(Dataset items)
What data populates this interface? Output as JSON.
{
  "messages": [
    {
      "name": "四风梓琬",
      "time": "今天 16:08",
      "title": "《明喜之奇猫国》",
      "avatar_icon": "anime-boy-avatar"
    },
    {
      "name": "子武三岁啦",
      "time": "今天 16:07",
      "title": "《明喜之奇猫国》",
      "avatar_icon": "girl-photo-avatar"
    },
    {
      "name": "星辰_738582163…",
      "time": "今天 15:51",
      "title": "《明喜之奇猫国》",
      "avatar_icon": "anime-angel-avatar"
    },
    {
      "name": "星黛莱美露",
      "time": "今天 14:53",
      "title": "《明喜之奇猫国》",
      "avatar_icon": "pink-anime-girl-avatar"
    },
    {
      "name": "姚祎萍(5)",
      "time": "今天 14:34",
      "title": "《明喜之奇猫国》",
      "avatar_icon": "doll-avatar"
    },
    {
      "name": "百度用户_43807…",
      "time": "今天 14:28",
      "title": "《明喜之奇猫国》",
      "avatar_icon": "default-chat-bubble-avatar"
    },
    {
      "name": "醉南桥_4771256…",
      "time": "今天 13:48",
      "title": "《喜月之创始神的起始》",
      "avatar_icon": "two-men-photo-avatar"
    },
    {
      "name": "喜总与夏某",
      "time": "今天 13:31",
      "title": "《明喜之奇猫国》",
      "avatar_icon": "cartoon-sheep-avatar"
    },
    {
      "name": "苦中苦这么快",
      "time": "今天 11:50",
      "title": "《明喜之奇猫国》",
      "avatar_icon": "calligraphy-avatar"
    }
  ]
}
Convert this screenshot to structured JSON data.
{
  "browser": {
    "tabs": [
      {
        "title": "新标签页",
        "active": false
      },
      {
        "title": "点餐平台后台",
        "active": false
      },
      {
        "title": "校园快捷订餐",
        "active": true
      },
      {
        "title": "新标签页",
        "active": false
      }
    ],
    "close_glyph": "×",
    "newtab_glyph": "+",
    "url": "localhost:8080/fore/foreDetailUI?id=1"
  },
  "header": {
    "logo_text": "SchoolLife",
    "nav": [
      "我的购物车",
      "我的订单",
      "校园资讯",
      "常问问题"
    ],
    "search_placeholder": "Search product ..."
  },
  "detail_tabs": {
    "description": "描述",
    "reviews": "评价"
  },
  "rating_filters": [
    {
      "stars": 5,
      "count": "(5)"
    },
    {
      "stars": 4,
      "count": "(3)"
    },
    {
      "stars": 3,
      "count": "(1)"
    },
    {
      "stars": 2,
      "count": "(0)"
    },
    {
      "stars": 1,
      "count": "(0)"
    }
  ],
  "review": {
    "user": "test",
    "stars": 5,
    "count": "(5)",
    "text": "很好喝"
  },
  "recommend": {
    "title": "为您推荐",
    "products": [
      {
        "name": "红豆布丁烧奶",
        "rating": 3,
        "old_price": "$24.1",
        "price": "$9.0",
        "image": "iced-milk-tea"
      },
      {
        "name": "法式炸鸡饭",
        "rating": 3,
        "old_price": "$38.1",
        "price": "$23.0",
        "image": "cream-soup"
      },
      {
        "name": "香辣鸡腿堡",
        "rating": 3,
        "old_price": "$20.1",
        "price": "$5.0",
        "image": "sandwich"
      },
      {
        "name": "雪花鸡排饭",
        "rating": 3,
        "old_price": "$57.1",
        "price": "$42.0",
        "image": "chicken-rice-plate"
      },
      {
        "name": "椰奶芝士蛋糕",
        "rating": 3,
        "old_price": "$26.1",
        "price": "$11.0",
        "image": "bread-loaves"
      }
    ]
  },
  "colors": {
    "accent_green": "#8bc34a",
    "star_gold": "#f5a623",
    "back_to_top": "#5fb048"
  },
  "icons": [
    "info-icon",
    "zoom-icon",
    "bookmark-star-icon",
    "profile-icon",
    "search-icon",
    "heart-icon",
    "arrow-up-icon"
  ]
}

### Stated exercise
Copy out the material above in its entirety. Every detail must match.

### Result of this task
What data populates this interface? Output as JSON.
{
  "messages": [
    {
      "name": "四风梓琬",
      "time": "今天 16:08",
      "title": "《明喜之奇猫国》",
      "avatar_icon": "anime-boy-avatar"
    },
    {
      "name": "子武三岁啦",
      "time": "今天 16:07",
      "title": "《明喜之奇猫国》",
      "avatar_icon": "girl-photo-avatar"
    },
    {
      "name": "星辰_738582163…",
      "time": "今天 15:51",
      "title": "《明喜之奇猫国》",
      "avatar_icon": "anime-angel-avatar"
    },
    {
      "name": "星黛莱美露",
      "time": "今天 14:53",
      "title": "《明喜之奇猫国》",
      "avatar_icon": "pink-anime-girl-avatar"
    },
    {
      "name": "姚祎萍(5)",
      "time": "今天 14:34",
      "title": "《明喜之奇猫国》",
      "avatar_icon": "doll-avatar"
    },
    {
      "name": "百度用户_43807…",
      "time": "今天 14:28",
      "title": "《明喜之奇猫国》",
      "avatar_icon": "default-chat-bubble-avatar"
    },
    {
      "name": "醉南桥_4771256…",
      "time": "今天 13:48",
      "title": "《喜月之创始神的起始》",
      "avatar_icon": "two-men-photo-avatar"
    },
    {
      "name": "喜总与夏某",
      "time": "今天 13:31",
      "title": "《明喜之奇猫国》",
      "avatar_icon": "cartoon-sheep-avatar"
    },
    {
      "name": "苦中苦这么快",
      "time": "今天 11:50",
      "title": "《明喜之奇猫国》",
      "avatar_icon": "calligraphy-avatar"
    }
  ]
}
Convert this screenshot to structured JSON data.
{
  "browser": {
    "tabs": [
      {
        "title": "新标签页",
        "active": false
      },
      {
        "title": "点餐平台后台",
        "active": false
      },
      {
        "title": "校园快捷订餐",
        "active": true
      },
      {
        "title": "新标签页",
        "active": false
      }
    ],
    "close_glyph": "×",
    "newtab_glyph": "+",
    "url": "localhost:8080/fore/foreDetailUI?id=1"
  },
  "header": {
    "logo_text": "SchoolLife",
    "nav": [
      "我的购物车",
      "我的订单",
      "校园资讯",
      "常问问题"
    ],
    "search_placeholder": "Search product ..."
  },
  "detail_tabs": {
    "description": "描述",
    "reviews": "评价"
  },
  "rating_filters": [
    {
      "stars": 5,
      "count": "(5)"
    },
    {
      "stars": 4,
      "count": "(3)"
    },
    {
      "stars": 3,
      "count": "(1)"
    },
    {
      "stars": 2,
      "count": "(0)"
    },
    {
      "stars": 1,
      "count": "(0)"
    }
  ],
  "review": {
    "user": "test",
    "stars": 5,
    "count": "(5)",
    "text": "很好喝"
  },
  "recommend": {
    "title": "为您推荐",
    "products": [
      {
        "name": "红豆布丁烧奶",
        "rating": 3,
        "old_price": "$24.1",
        "price": "$9.0",
        "image": "iced-milk-tea"
      },
      {
        "name": "法式炸鸡饭",
        "rating": 3,
        "old_price": "$38.1",
        "price": "$23.0",
        "image": "cream-soup"
      },
      {
        "name": "香辣鸡腿堡",
        "rating": 3,
        "old_price": "$20.1",
        "price": "$5.0",
        "image": "sandwich"
      },
      {
        "name": "雪花鸡排饭",
        "rating": 3,
        "old_price": "$57.1",
        "price": "$42.0",
        "image": "chicken-rice-plate"
      },
      {
        "name": "椰奶芝士蛋糕",
        "rating": 3,
        "old_price": "$26.1",
        "price": "$11.0",
        "image": "bread-loaves"
      }
    ]
  },
  "colors": {
    "accent_green": "#8bc34a",
    "star_gold": "#f5a623",
    "back_to_top": "#5fb048"
  },
  "icons": [
    "info-icon",
    "zoom-icon",
    "bookmark-star-icon",
    "profile-icon",
    "search-icon",
    "heart-icon",
    "arrow-up-icon"
  ]
}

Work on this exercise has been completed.